=== DESCRIPTION OF THE TASK ===
Copy out all lines that carry the word "speed".

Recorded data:

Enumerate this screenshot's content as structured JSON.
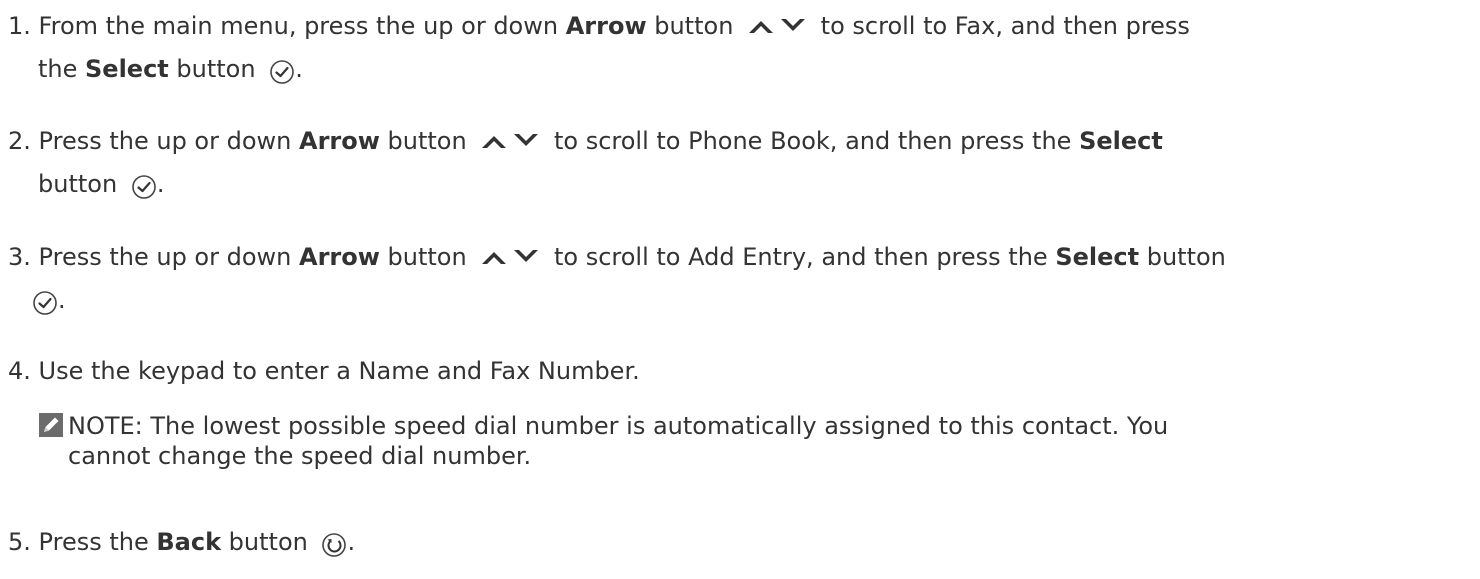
{
  "steps": [
    {
      "number": "1.",
      "line1": {
        "pre": "From the main menu, press the up or down ",
        "bold": "Arrow",
        "mid": " button",
        "post": " to scroll to Fax, and then press"
      },
      "line2": {
        "pre": "the ",
        "bold": "Select",
        "mid": " button",
        "post": "."
      }
    },
    {
      "number": "2.",
      "line1": {
        "pre": "Press the up or down ",
        "bold": "Arrow",
        "mid": " button",
        "post": " to scroll to Phone Book, and then press the ",
        "bold2": "Select"
      },
      "line2": {
        "pre": "button",
        "post": "."
      }
    },
    {
      "number": "3.",
      "line1": {
        "pre": "Press the up or down ",
        "bold": "Arrow",
        "mid": " button",
        "post": " to scroll to Add Entry, and then press the ",
        "bold2": "Select",
        "end": " button"
      },
      "line2": {
        "post": "."
      }
    },
    {
      "number": "4.",
      "text": "Use the keypad to enter a Name and Fax Number."
    },
    {
      "number": "5.",
      "line1": {
        "pre": "Press the ",
        "bold": "Back",
        "mid": " button",
        "post": "."
      }
    }
  ],
  "note": {
    "icon": "pencil-note-icon",
    "line1": "NOTE: The lowest possible speed dial number is automatically assigned to this contact. You",
    "line2": "cannot change the speed dial number."
  },
  "colors": {
    "text": "#333333",
    "icon": "#3a3a3a",
    "background": "#ffffff"
  }
}
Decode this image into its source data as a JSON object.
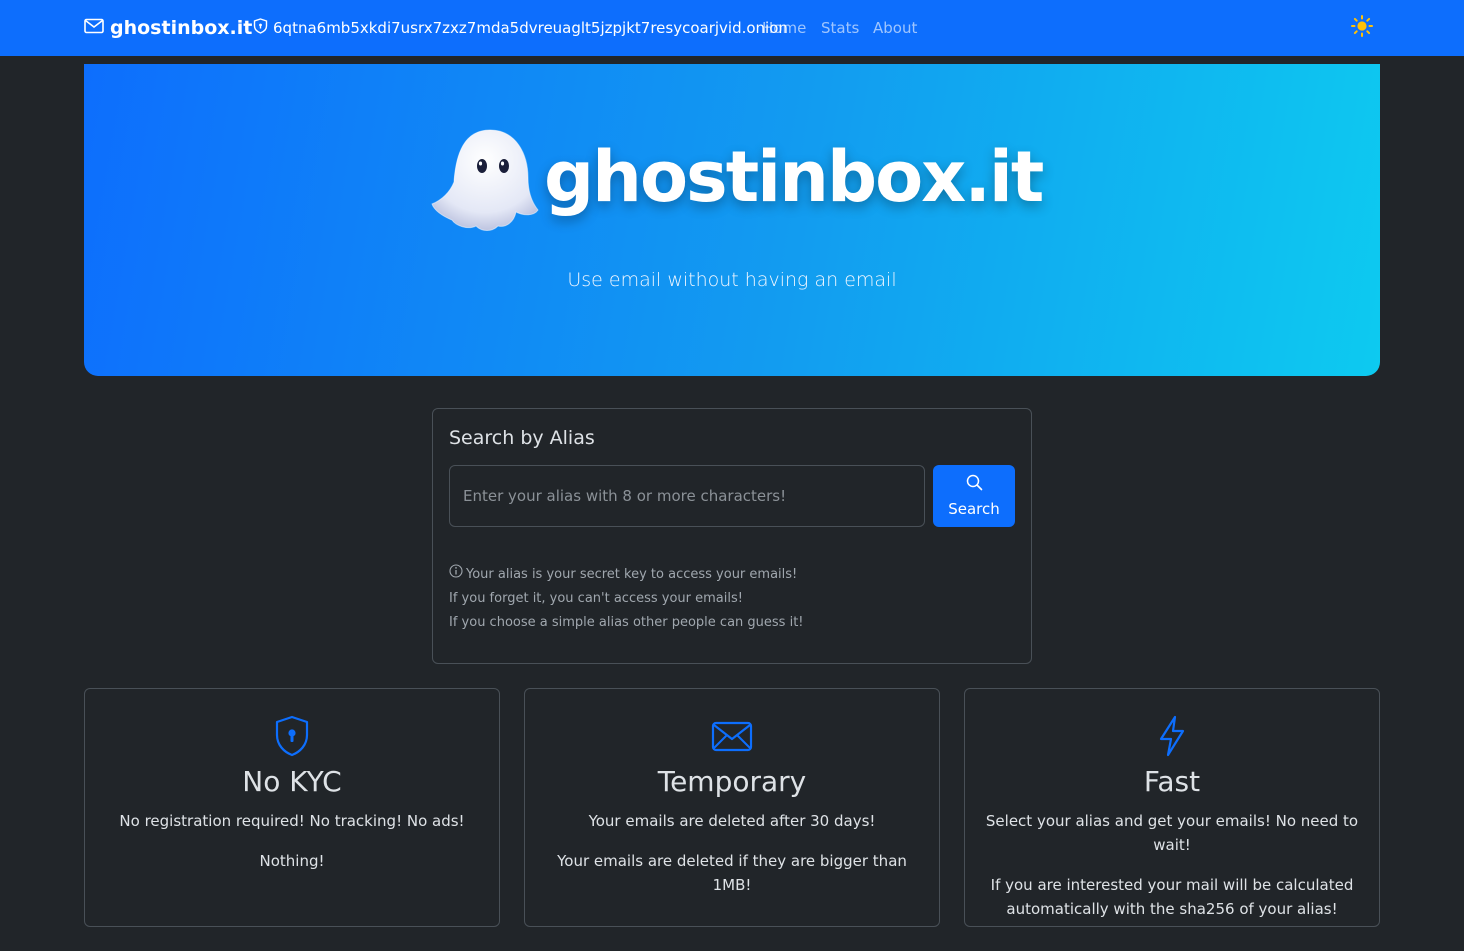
{
  "navbar": {
    "brand": "ghostinbox.it",
    "onion": "6qtna6mb5xkdi7usrx7zxz7mda5dvreuaglt5jzpjkt7resycoarjvid.onion",
    "links": [
      "Home",
      "Stats",
      "About"
    ],
    "icons": {
      "brand": "envelope-icon",
      "onion": "shield-icon",
      "theme": "sun-icon"
    }
  },
  "hero": {
    "logo_text": "ghostinbox.it",
    "tagline": "Use email without having an email"
  },
  "search": {
    "title": "Search by Alias",
    "placeholder": "Enter your alias with 8 or more characters!",
    "button_label": "Search",
    "notes": [
      "Your alias is your secret key to access your emails!",
      "If you forget it, you can't access your emails!",
      "If you choose a simple alias other people can guess it!"
    ]
  },
  "features": [
    {
      "icon": "shield-lock-icon",
      "title": "No KYC",
      "lines": [
        "No registration required! No tracking! No ads!",
        "Nothing!"
      ]
    },
    {
      "icon": "envelope-icon",
      "title": "Temporary",
      "lines": [
        "Your emails are deleted after 30 days!",
        "Your emails are deleted if they are bigger than 1MB!"
      ]
    },
    {
      "icon": "lightning-icon",
      "title": "Fast",
      "lines": [
        "Select your alias and get your emails! No need to wait!",
        "If you are interested your mail will be calculated automatically with the sha256 of your alias!"
      ]
    }
  ],
  "colors": {
    "primary": "#0d6efd",
    "cyan": "#0dcaf0",
    "background": "#212529",
    "border": "#495057",
    "sun": "#ffc107"
  }
}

=== FULL OUTPUT ===
    "line1": "NOTE: The lowest possible speed dial number is automatically assigned to this contact. You",
    "line2": "cannot change the speed dial number."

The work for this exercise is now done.